> [STORED ROWS]:
*****

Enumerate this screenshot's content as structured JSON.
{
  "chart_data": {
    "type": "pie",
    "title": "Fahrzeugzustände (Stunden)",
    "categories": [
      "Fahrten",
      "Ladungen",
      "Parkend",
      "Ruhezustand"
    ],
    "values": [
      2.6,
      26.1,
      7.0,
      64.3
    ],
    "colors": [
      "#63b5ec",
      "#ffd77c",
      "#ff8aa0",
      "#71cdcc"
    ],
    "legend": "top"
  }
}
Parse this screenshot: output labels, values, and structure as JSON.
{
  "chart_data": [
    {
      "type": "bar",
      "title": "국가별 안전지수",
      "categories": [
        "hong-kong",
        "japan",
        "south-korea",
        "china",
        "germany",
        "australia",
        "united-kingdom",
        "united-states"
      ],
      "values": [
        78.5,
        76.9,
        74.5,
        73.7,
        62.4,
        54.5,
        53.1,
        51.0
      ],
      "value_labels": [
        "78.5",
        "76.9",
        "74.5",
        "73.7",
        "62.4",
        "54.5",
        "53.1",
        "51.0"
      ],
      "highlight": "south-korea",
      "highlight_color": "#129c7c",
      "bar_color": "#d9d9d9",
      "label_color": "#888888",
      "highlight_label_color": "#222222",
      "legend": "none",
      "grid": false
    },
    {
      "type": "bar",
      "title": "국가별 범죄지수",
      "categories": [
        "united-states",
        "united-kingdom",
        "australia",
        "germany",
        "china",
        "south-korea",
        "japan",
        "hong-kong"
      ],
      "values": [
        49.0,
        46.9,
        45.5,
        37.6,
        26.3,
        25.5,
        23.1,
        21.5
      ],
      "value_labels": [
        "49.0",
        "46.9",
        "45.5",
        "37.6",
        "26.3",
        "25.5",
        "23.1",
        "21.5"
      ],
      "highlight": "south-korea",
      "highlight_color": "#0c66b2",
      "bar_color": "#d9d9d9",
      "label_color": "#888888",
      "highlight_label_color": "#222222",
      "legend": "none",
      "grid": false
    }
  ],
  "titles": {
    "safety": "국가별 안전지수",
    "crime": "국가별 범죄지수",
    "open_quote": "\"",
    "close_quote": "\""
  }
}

*****

> [BRIEF]: Emit the full listing verbatim.

> [SOLUTION]:
Enumerate this screenshot's content as structured JSON.
{
  "chart_data": {
    "type": "pie",
    "title": "Fahrzeugzustände (Stunden)",
    "categories": [
      "Fahrten",
      "Ladungen",
      "Parkend",
      "Ruhezustand"
    ],
    "values": [
      2.6,
      26.1,
      7.0,
      64.3
    ],
    "colors": [
      "#63b5ec",
      "#ffd77c",
      "#ff8aa0",
      "#71cdcc"
    ],
    "legend": "top"
  }
}
Parse this screenshot: output labels, values, and structure as JSON.
{
  "chart_data": [
    {
      "type": "bar",
      "title": "국가별 안전지수",
      "categories": [
        "hong-kong",
        "japan",
        "south-korea",
        "china",
        "germany",
        "australia",
        "united-kingdom",
        "united-states"
      ],
      "values": [
        78.5,
        76.9,
        74.5,
        73.7,
        62.4,
        54.5,
        53.1,
        51.0
      ],
      "value_labels": [
        "78.5",
        "76.9",
        "74.5",
        "73.7",
        "62.4",
        "54.5",
        "53.1",
        "51.0"
      ],
      "highlight": "south-korea",
      "highlight_color": "#129c7c",
      "bar_color": "#d9d9d9",
      "label_color": "#888888",
      "highlight_label_color": "#222222",
      "legend": "none",
      "grid": false
    },
    {
      "type": "bar",
      "title": "국가별 범죄지수",
      "categories": [
        "united-states",
        "united-kingdom",
        "australia",
        "germany",
        "china",
        "south-korea",
        "japan",
        "hong-kong"
      ],
      "values": [
        49.0,
        46.9,
        45.5,
        37.6,
        26.3,
        25.5,
        23.1,
        21.5
      ],
      "value_labels": [
        "49.0",
        "46.9",
        "45.5",
        "37.6",
        "26.3",
        "25.5",
        "23.1",
        "21.5"
      ],
      "highlight": "south-korea",
      "highlight_color": "#0c66b2",
      "bar_color": "#d9d9d9",
      "label_color": "#888888",
      "highlight_label_color": "#222222",
      "legend": "none",
      "grid": false
    }
  ],
  "titles": {
    "safety": "국가별 안전지수",
    "crime": "국가별 범죄지수",
    "open_quote": "\"",
    "close_quote": "\""
  }
}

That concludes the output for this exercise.